**STATED PROBLEM A:** Edit the transducer thread below by rewriting everything from "# Transducer" down to "would be helpful.", replacing "trim tabs" with "jack plates".
**STATED PROBLEM B:** Pick up the forum thread on transducer mounting, which appears below ahead of the data, and continue it from where it stops.

**PASSAGE TO READ:**
§ §

# Transducer



## Reel_Karma (Feb 7, 2010)

Anybody mount their transducer to read thru hull on a Ankona SUV? Location of the transducer? 

I am wanting to mount trim tabs and the transducer is in the location the edge-mounts should go.

Any pics would be helpful.

Thanks


----------



## Southern Drawl (Aug 25, 2020)

Just researching this exact topic an your post came up. Did you end up doing it? How did you like it? Thanks!


----------



## finbully (Jan 26, 2013)

Southern Drawl said:


> Just researching this exact topic an your post came up. Did you end up doing it? How did you like it? Thanks!


I don't have an answer to your question but I really like your tackle shop. I stop by every time I'm in that area.


----------



## Southern Drawl (Aug 25, 2020)

Thanks! We are very lucky to have such a great following.


----------



## Monty (Jan 10, 2018)

I used a short section of 4" PVC pipe that I glassed into my boat at a flat spot in the hull. Filled it with water, put the regular transducer in it and capped it off. It shot through the hull and did well (that was my Dolphin 16 backcountry).

They say this technique works well unless the hull is not solid fiberglass and has some core or back material encapsulated in it. Most are sold fiberglass but maybe there would be some floatation foam that would need to be scrapped off. 

Best part -- cost of doing this is $15 or so and if it doesn't work, grind it off. My skiff could run just about wide open and still get a reading on depth because I mounted it just under the center console where very little air gets under the hull.


----------



## CaptDanS (Oct 26, 2017)

How about call Ankona and ask them...


----------



## fishwhistle (May 26, 2020)

Monty said:


> I used a short section of 4" PVC pipe that I glassed into my boat at a flat spot in the hull. Filled it with water, put the regular transducer in it and capped it off. It shot through the hull and did well (that was my Dolphin 16 backcountry).
> 
> They say this technique works well unless the hull is not solid fiberglass and has some core or back material encapsulated in it. Most are sold fiberglass but maybe there would be some floatation foam that would need to be scrapped off.
> 
> Best part -- cost of doing this is $15 or so and if it doesn't work, grind it off. My skiff could run just about wide open and still get a reading on depth because I mounted it just under the center console where very little air gets under the hull.

§ §

**DATA PROVIDED:**
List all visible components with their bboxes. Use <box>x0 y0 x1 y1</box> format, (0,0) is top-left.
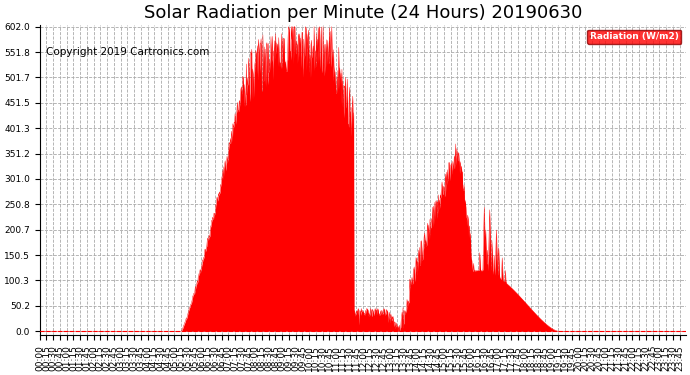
Legend: Radiation (W/m2): Radiation (W/m2) <box>587 30 681 44</box>
Text: Copyright 2019 Cartronics.com: Copyright 2019 Cartronics.com <box>46 47 210 57</box>
Title: Solar Radiation per Minute (24 Hours) 20190630: Solar Radiation per Minute (24 Hours) 20… <box>144 4 582 22</box>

§ §

**EXERCISE OUTPUT A:**
# Transducer



## Reel_Karma (Feb 7, 2010)

Anybody mount their transducer to read thru hull on a Ankona SUV? Location of the transducer? 

I am wanting to mount jack plates and the transducer is in the location the edge-mounts should go.

Any pics would be helpful.

**EXERCISE OUTPUT B:**
Hey Monty, can you share a picture of this pvc "pod" for your transducer? Was it always sealed with water or did you have a thru-hull fitting let water come/go?


----------



## Gervais (Nov 28, 2016)

I did it to my saltmarsh 1444. Just epoxied it in the bilge area where there is no core. Works better then when mounted on the transom actually. I tested it for a while by just resting it in the bilge with a bag of sand on top. Just add a little water. I used west marine thickened epoxy and did my best to not get any bubbles. The temp sensor doesn’t work as well of course.


----------



## fishwhistle (May 26, 2020)

going to explore this theory with my LT25. My old LT15 had some old Garmin unit 4200'd to the bilge area and worked good. However I'm wanting to see if there are better methods out there, but I am a K.I.S.S kind of guy


----------



## CaptDanS (Oct 26, 2017)

Should really be filled with mineral oil and sealed.


----------



## fishwhistle (May 26, 2020)

CaptDanS said:


> Should really be filled with mineral oil and sealed.


why mineral oil? Is it to keep corrosion/oxidation to minimum?


----------



## CaptDanS (Oct 26, 2017)

Not sure thats what we always had done on professional. I would guys less air turbulence.


----------



## Gervais (Nov 28, 2016)

I think the glass is so thin on small skiffs that it doesn't impede the performance much since there is less room for imperfections and bubbles in the glass. I have one of those long ray marine transducers with chirp and all. After a few months of just some water in the bilge and a sand bag holding it. I was getting better readings on a plane with some chop and didn't see any negative affects in the detail on the chirp. took a gamble with the epoxy but I broke it off the transom once so it was either buy a shoot through transducer or make it work.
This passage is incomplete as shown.